— start of INFORMATION SUPPLIED —
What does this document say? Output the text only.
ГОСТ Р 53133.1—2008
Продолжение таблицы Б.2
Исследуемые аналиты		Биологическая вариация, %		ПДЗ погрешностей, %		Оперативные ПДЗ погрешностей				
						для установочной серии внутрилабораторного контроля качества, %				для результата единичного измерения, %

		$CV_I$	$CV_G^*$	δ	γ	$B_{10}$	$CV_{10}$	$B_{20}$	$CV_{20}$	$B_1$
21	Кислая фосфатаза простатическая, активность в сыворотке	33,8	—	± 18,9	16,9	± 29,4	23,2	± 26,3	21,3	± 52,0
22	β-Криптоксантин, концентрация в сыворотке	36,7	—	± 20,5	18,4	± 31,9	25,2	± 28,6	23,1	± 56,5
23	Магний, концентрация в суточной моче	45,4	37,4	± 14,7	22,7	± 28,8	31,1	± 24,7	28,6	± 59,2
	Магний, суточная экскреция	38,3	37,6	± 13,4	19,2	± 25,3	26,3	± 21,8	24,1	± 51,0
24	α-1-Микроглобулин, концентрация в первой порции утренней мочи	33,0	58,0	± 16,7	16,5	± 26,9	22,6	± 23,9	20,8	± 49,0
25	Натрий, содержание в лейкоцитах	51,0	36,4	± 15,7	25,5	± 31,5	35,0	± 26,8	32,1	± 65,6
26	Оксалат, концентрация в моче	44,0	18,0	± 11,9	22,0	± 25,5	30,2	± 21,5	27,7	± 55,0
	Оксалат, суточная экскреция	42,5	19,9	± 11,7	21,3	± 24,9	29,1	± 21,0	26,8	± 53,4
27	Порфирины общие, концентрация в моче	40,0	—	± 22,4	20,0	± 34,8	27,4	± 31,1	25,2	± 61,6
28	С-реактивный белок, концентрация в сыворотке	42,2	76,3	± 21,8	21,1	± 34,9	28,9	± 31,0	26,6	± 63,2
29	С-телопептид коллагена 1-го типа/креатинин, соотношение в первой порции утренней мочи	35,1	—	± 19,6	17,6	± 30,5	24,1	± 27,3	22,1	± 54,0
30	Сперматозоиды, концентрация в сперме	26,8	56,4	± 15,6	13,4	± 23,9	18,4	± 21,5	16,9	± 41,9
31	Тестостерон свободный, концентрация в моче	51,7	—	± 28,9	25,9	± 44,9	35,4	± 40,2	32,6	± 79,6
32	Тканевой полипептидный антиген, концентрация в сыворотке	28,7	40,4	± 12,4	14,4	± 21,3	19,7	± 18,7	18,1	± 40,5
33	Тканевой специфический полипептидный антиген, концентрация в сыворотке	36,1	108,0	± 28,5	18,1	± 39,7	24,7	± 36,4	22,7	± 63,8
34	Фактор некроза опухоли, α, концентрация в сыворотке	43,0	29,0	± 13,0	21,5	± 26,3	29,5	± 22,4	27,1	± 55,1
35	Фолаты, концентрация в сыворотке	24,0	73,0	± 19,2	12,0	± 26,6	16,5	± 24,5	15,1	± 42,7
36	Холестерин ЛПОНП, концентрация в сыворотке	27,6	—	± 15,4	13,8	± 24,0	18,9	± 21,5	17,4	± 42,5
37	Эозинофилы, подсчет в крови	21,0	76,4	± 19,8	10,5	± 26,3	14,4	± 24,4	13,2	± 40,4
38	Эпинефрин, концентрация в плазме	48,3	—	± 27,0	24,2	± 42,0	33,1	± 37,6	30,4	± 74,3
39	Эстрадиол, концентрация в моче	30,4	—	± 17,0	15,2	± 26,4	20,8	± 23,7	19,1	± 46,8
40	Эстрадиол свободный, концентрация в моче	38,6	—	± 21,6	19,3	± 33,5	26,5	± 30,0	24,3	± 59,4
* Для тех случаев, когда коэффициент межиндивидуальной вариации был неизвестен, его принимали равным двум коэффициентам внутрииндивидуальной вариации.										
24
— end of INFORMATION SUPPLIED —
▶ **SHORT PROBLEM**
Your answer should be a single number: the count of lines in the entries that contain the word "антиген".

▶ **TASK RESULT**
2